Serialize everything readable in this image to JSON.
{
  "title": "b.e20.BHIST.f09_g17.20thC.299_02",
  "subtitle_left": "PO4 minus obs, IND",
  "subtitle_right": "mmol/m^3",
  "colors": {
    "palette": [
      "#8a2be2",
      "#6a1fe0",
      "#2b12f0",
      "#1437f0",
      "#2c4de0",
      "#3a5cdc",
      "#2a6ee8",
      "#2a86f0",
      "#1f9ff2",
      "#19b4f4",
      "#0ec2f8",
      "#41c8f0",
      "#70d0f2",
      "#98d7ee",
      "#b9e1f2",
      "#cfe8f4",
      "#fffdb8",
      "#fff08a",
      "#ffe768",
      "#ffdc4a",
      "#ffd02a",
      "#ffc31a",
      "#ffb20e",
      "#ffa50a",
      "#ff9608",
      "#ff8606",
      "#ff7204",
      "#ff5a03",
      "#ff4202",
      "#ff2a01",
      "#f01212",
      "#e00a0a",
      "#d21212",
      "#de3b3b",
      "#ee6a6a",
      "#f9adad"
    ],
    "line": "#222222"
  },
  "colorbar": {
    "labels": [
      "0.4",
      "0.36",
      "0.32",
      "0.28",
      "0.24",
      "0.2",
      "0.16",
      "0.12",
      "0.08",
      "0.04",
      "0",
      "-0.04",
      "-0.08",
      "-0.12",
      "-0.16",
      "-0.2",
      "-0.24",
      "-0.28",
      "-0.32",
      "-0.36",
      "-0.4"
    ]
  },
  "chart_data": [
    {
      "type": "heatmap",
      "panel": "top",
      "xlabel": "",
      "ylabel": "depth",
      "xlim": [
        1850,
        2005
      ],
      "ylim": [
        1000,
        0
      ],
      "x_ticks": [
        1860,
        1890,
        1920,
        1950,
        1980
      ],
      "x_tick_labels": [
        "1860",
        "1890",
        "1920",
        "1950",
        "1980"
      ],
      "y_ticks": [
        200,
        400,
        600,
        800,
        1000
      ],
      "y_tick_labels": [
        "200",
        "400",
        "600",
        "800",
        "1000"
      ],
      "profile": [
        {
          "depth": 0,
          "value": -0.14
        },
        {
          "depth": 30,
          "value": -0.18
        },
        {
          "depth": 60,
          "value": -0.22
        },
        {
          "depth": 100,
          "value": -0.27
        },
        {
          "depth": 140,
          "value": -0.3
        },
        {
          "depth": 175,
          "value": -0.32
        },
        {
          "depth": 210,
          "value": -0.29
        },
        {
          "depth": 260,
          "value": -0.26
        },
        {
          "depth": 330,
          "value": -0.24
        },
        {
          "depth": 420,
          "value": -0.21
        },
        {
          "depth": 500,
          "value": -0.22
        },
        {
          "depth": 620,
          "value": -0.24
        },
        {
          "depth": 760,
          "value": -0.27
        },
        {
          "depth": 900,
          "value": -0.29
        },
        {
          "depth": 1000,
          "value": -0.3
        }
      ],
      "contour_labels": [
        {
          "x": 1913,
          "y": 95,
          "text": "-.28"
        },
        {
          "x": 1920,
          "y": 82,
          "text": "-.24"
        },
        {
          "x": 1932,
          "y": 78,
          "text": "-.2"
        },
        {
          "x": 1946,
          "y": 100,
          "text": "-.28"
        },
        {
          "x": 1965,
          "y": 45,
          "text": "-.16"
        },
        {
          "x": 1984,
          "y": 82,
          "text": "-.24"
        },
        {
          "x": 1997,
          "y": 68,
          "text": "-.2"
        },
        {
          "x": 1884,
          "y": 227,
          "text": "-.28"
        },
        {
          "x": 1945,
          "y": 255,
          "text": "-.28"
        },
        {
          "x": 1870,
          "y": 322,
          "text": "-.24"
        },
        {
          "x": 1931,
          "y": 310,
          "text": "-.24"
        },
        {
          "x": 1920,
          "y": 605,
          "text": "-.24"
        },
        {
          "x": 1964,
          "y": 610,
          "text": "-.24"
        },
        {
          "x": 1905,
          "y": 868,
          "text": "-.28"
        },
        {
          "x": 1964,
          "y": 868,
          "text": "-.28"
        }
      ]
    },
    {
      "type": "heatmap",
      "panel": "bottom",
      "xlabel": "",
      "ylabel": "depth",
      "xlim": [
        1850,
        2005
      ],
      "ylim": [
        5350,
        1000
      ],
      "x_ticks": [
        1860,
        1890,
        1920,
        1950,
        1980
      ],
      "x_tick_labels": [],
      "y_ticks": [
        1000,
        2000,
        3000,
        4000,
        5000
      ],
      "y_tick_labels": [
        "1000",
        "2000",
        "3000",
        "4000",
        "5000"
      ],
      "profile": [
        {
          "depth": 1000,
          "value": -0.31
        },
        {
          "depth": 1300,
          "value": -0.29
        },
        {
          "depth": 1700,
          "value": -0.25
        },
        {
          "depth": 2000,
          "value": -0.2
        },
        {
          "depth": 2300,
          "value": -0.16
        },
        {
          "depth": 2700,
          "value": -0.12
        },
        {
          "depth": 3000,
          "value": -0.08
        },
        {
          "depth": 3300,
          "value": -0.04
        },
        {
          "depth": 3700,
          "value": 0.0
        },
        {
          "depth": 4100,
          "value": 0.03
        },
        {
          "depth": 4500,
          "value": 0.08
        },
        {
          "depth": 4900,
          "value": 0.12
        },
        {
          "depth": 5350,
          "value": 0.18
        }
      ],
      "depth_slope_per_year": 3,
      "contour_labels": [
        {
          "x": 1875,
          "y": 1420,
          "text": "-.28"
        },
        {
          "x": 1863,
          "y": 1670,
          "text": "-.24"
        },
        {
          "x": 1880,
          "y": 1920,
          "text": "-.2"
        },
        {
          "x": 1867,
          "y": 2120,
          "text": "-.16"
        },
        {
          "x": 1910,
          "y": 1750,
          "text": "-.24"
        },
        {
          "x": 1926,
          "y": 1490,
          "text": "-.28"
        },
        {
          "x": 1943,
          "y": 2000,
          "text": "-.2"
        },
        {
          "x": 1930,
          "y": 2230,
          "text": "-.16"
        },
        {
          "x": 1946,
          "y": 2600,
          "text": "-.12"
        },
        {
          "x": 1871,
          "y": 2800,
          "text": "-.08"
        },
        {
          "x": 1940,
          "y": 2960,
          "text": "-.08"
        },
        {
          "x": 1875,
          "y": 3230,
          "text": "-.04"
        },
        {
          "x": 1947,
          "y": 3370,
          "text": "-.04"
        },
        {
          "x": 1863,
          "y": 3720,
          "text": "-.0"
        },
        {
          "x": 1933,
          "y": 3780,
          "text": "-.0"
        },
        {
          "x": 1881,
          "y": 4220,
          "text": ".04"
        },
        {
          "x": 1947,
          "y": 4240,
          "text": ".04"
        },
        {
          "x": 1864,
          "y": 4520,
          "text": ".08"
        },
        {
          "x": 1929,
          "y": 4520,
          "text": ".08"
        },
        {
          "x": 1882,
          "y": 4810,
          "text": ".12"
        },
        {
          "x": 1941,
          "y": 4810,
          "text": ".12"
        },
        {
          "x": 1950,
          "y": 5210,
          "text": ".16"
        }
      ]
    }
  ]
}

* * * *

▶ **AIM OF THE TASK**
Reproduce all the records precisely.

▶ **ANSWER TO THE TASK**
Serialize everything readable in this image to JSON.
{
  "title": "b.e20.BHIST.f09_g17.20thC.299_02",
  "subtitle_left": "PO4 minus obs, IND",
  "subtitle_right": "mmol/m^3",
  "colors": {
    "palette": [
      "#8a2be2",
      "#6a1fe0",
      "#2b12f0",
      "#1437f0",
      "#2c4de0",
      "#3a5cdc",
      "#2a6ee8",
      "#2a86f0",
      "#1f9ff2",
      "#19b4f4",
      "#0ec2f8",
      "#41c8f0",
      "#70d0f2",
      "#98d7ee",
      "#b9e1f2",
      "#cfe8f4",
      "#fffdb8",
      "#fff08a",
      "#ffe768",
      "#ffdc4a",
      "#ffd02a",
      "#ffc31a",
      "#ffb20e",
      "#ffa50a",
      "#ff9608",
      "#ff8606",
      "#ff7204",
      "#ff5a03",
      "#ff4202",
      "#ff2a01",
      "#f01212",
      "#e00a0a",
      "#d21212",
      "#de3b3b",
      "#ee6a6a",
      "#f9adad"
    ],
    "line": "#222222"
  },
  "colorbar": {
    "labels": [
      "0.4",
      "0.36",
      "0.32",
      "0.28",
      "0.24",
      "0.2",
      "0.16",
      "0.12",
      "0.08",
      "0.04",
      "0",
      "-0.04",
      "-0.08",
      "-0.12",
      "-0.16",
      "-0.2",
      "-0.24",
      "-0.28",
      "-0.32",
      "-0.36",
      "-0.4"
    ]
  },
  "chart_data": [
    {
      "type": "heatmap",
      "panel": "top",
      "xlabel": "",
      "ylabel": "depth",
      "xlim": [
        1850,
        2005
      ],
      "ylim": [
        1000,
        0
      ],
      "x_ticks": [
        1860,
        1890,
        1920,
        1950,
        1980
      ],
      "x_tick_labels": [
        "1860",
        "1890",
        "1920",
        "1950",
        "1980"
      ],
      "y_ticks": [
        200,
        400,
        600,
        800,
        1000
      ],
      "y_tick_labels": [
        "200",
        "400",
        "600",
        "800",
        "1000"
      ],
      "profile": [
        {
          "depth": 0,
          "value": -0.14
        },
        {
          "depth": 30,
          "value": -0.18
        },
        {
          "depth": 60,
          "value": -0.22
        },
        {
          "depth": 100,
          "value": -0.27
        },
        {
          "depth": 140,
          "value": -0.3
        },
        {
          "depth": 175,
          "value": -0.32
        },
        {
          "depth": 210,
          "value": -0.29
        },
        {
          "depth": 260,
          "value": -0.26
        },
        {
          "depth": 330,
          "value": -0.24
        },
        {
          "depth": 420,
          "value": -0.21
        },
        {
          "depth": 500,
          "value": -0.22
        },
        {
          "depth": 620,
          "value": -0.24
        },
        {
          "depth": 760,
          "value": -0.27
        },
        {
          "depth": 900,
          "value": -0.29
        },
        {
          "depth": 1000,
          "value": -0.3
        }
      ],
      "contour_labels": [
        {
          "x": 1913,
          "y": 95,
          "text": "-.28"
        },
        {
          "x": 1920,
          "y": 82,
          "text": "-.24"
        },
        {
          "x": 1932,
          "y": 78,
          "text": "-.2"
        },
        {
          "x": 1946,
          "y": 100,
          "text": "-.28"
        },
        {
          "x": 1965,
          "y": 45,
          "text": "-.16"
        },
        {
          "x": 1984,
          "y": 82,
          "text": "-.24"
        },
        {
          "x": 1997,
          "y": 68,
          "text": "-.2"
        },
        {
          "x": 1884,
          "y": 227,
          "text": "-.28"
        },
        {
          "x": 1945,
          "y": 255,
          "text": "-.28"
        },
        {
          "x": 1870,
          "y": 322,
          "text": "-.24"
        },
        {
          "x": 1931,
          "y": 310,
          "text": "-.24"
        },
        {
          "x": 1920,
          "y": 605,
          "text": "-.24"
        },
        {
          "x": 1964,
          "y": 610,
          "text": "-.24"
        },
        {
          "x": 1905,
          "y": 868,
          "text": "-.28"
        },
        {
          "x": 1964,
          "y": 868,
          "text": "-.28"
        }
      ]
    },
    {
      "type": "heatmap",
      "panel": "bottom",
      "xlabel": "",
      "ylabel": "depth",
      "xlim": [
        1850,
        2005
      ],
      "ylim": [
        5350,
        1000
      ],
      "x_ticks": [
        1860,
        1890,
        1920,
        1950,
        1980
      ],
      "x_tick_labels": [],
      "y_ticks": [
        1000,
        2000,
        3000,
        4000,
        5000
      ],
      "y_tick_labels": [
        "1000",
        "2000",
        "3000",
        "4000",
        "5000"
      ],
      "profile": [
        {
          "depth": 1000,
          "value": -0.31
        },
        {
          "depth": 1300,
          "value": -0.29
        },
        {
          "depth": 1700,
          "value": -0.25
        },
        {
          "depth": 2000,
          "value": -0.2
        },
        {
          "depth": 2300,
          "value": -0.16
        },
        {
          "depth": 2700,
          "value": -0.12
        },
        {
          "depth": 3000,
          "value": -0.08
        },
        {
          "depth": 3300,
          "value": -0.04
        },
        {
          "depth": 3700,
          "value": 0.0
        },
        {
          "depth": 4100,
          "value": 0.03
        },
        {
          "depth": 4500,
          "value": 0.08
        },
        {
          "depth": 4900,
          "value": 0.12
        },
        {
          "depth": 5350,
          "value": 0.18
        }
      ],
      "depth_slope_per_year": 3,
      "contour_labels": [
        {
          "x": 1875,
          "y": 1420,
          "text": "-.28"
        },
        {
          "x": 1863,
          "y": 1670,
          "text": "-.24"
        },
        {
          "x": 1880,
          "y": 1920,
          "text": "-.2"
        },
        {
          "x": 1867,
          "y": 2120,
          "text": "-.16"
        },
        {
          "x": 1910,
          "y": 1750,
          "text": "-.24"
        },
        {
          "x": 1926,
          "y": 1490,
          "text": "-.28"
        },
        {
          "x": 1943,
          "y": 2000,
          "text": "-.2"
        },
        {
          "x": 1930,
          "y": 2230,
          "text": "-.16"
        },
        {
          "x": 1946,
          "y": 2600,
          "text": "-.12"
        },
        {
          "x": 1871,
          "y": 2800,
          "text": "-.08"
        },
        {
          "x": 1940,
          "y": 2960,
          "text": "-.08"
        },
        {
          "x": 1875,
          "y": 3230,
          "text": "-.04"
        },
        {
          "x": 1947,
          "y": 3370,
          "text": "-.04"
        },
        {
          "x": 1863,
          "y": 3720,
          "text": "-.0"
        },
        {
          "x": 1933,
          "y": 3780,
          "text": "-.0"
        },
        {
          "x": 1881,
          "y": 4220,
          "text": ".04"
        },
        {
          "x": 1947,
          "y": 4240,
          "text": ".04"
        },
        {
          "x": 1864,
          "y": 4520,
          "text": ".08"
        },
        {
          "x": 1929,
          "y": 4520,
          "text": ".08"
        },
        {
          "x": 1882,
          "y": 4810,
          "text": ".12"
        },
        {
          "x": 1941,
          "y": 4810,
          "text": ".12"
        },
        {
          "x": 1950,
          "y": 5210,
          "text": ".16"
        }
      ]
    }
  ]
}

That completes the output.